Exercise task —
Pull out every line below that contains the word "JOURNAL".

Input rows —

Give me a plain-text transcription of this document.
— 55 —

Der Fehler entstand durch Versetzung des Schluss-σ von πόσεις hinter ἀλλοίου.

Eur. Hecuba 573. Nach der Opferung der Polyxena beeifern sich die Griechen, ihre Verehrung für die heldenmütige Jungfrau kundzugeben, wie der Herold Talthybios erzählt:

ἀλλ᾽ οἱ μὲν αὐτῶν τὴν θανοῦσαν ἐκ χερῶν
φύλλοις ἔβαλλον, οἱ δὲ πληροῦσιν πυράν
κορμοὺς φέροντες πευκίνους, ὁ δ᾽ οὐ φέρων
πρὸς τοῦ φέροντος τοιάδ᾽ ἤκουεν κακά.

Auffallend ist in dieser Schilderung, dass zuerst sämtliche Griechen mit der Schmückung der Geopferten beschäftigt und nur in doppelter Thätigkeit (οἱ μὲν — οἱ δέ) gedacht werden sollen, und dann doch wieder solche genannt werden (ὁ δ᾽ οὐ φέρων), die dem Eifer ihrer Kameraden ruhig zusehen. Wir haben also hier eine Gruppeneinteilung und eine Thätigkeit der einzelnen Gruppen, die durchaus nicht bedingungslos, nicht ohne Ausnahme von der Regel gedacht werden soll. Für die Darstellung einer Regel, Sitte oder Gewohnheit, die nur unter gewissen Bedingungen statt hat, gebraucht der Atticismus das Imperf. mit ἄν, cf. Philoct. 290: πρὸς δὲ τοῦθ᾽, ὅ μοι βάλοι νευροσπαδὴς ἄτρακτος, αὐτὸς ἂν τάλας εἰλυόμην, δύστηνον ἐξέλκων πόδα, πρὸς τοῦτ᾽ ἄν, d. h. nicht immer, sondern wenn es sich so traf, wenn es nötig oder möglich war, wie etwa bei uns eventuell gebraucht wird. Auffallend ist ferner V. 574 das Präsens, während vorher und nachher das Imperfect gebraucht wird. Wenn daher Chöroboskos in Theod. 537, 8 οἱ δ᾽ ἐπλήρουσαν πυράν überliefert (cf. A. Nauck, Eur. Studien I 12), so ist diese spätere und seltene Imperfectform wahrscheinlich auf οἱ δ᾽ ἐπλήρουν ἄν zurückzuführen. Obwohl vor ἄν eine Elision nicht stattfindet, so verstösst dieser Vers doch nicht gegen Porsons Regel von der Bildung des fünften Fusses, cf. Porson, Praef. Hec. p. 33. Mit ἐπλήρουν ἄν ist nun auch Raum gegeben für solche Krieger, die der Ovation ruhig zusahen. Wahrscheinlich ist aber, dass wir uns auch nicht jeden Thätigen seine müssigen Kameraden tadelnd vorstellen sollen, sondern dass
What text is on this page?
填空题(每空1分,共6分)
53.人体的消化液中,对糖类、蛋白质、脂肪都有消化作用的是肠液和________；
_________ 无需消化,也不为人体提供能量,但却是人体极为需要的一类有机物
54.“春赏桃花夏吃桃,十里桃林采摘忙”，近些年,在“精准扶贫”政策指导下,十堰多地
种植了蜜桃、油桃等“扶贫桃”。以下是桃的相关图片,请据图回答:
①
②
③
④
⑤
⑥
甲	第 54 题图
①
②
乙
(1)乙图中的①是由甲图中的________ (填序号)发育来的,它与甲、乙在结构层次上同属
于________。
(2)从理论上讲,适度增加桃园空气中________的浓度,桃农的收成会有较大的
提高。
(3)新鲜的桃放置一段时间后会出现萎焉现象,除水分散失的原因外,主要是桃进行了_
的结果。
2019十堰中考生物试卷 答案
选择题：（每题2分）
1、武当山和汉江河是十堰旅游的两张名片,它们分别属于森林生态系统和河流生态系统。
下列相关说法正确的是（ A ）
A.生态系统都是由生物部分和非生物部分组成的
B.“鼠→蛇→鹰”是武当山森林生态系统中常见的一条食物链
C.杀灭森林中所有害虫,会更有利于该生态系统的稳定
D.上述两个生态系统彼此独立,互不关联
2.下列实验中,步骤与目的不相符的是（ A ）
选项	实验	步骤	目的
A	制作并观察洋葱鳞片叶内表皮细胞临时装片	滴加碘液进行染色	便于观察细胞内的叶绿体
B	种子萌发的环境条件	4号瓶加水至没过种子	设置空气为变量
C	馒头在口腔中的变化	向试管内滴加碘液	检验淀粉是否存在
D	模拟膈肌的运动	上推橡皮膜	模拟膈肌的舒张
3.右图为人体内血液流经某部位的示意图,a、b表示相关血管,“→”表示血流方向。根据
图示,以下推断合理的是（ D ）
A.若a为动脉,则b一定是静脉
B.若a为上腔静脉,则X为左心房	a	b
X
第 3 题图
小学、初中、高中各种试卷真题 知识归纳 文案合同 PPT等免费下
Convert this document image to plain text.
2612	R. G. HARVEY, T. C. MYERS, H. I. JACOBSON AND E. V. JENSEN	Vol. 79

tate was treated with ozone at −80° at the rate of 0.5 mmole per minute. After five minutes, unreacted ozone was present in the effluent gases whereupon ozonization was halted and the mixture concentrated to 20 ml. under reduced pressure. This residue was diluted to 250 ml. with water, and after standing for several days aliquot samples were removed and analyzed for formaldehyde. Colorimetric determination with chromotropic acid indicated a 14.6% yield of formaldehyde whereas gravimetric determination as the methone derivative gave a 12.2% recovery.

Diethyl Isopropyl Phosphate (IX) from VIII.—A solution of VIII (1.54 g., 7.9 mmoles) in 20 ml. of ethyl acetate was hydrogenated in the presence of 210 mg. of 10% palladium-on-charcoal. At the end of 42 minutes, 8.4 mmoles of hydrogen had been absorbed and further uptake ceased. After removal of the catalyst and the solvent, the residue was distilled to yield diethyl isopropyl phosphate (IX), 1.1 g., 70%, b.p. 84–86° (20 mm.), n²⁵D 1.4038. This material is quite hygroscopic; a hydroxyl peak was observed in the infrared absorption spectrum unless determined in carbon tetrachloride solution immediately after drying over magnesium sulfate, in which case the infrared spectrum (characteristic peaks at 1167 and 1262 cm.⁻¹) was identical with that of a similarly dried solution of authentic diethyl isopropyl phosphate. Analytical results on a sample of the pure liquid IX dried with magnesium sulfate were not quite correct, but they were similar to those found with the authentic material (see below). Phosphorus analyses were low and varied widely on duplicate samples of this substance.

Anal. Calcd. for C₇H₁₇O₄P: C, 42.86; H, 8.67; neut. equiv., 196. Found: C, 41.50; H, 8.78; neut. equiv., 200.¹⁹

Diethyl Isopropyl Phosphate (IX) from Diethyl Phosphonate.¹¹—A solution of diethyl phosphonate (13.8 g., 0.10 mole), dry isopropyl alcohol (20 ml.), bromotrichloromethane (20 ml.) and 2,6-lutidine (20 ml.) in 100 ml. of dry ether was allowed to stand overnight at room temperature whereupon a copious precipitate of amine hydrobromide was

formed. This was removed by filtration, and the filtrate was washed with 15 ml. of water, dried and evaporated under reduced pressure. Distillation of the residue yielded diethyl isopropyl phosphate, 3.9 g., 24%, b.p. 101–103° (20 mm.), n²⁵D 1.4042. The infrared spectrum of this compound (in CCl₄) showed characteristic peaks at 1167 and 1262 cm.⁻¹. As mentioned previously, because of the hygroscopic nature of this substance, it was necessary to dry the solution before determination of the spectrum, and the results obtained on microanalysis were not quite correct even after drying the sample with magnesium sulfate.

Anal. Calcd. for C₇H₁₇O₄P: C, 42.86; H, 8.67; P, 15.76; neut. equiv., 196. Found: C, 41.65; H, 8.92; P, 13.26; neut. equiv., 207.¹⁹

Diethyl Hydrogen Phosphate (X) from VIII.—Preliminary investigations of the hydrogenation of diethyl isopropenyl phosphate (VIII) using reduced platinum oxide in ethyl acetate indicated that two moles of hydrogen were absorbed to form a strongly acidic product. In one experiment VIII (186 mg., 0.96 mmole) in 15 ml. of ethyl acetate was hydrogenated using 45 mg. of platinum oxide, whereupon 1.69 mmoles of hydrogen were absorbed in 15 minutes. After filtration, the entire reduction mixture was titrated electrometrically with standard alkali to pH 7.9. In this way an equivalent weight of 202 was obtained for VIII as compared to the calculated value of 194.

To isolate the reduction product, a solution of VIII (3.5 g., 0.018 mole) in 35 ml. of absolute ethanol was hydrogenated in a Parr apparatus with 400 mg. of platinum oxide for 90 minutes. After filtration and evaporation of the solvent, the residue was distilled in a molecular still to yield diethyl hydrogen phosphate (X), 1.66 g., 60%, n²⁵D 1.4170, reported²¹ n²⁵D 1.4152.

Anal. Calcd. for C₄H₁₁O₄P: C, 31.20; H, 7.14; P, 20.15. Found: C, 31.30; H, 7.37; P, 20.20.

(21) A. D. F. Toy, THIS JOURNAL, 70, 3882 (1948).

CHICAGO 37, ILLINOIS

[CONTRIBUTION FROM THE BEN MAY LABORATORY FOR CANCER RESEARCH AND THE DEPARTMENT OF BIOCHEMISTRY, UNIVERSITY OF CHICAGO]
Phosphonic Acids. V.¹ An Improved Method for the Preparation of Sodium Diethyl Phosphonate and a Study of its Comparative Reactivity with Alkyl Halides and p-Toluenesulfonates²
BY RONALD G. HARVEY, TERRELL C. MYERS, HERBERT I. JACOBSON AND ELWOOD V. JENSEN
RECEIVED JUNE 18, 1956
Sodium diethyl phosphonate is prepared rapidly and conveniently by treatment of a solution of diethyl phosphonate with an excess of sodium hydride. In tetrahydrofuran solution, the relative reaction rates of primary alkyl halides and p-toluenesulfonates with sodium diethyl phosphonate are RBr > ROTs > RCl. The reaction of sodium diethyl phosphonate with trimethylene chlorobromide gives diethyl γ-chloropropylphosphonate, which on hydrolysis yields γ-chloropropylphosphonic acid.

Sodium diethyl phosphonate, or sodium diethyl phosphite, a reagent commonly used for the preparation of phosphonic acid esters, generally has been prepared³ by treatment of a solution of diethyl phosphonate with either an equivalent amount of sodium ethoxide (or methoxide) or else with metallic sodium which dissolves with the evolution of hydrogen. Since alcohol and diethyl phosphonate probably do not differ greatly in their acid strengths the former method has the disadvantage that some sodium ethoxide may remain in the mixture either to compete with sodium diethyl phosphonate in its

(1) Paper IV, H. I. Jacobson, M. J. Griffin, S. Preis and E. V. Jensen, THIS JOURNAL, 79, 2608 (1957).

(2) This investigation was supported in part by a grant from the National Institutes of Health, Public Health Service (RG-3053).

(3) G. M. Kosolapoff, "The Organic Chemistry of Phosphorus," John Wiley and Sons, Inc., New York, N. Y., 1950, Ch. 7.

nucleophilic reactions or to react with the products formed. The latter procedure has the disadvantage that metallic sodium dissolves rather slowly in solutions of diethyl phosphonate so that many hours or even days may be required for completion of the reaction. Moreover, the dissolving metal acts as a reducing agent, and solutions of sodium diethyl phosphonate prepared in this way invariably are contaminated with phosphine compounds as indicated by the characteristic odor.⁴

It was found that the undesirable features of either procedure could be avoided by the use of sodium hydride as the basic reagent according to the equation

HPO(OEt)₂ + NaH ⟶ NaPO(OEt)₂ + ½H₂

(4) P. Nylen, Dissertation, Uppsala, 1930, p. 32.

The result —
(21) A. D. F. Toy, THIS JOURNAL, 70, 3882 (1948).
(1) Paper IV, H. I. Jacobson, M. J. Griffin, S. Preis and E. V. Jensen, THIS JOURNAL, 79, 2608 (1957).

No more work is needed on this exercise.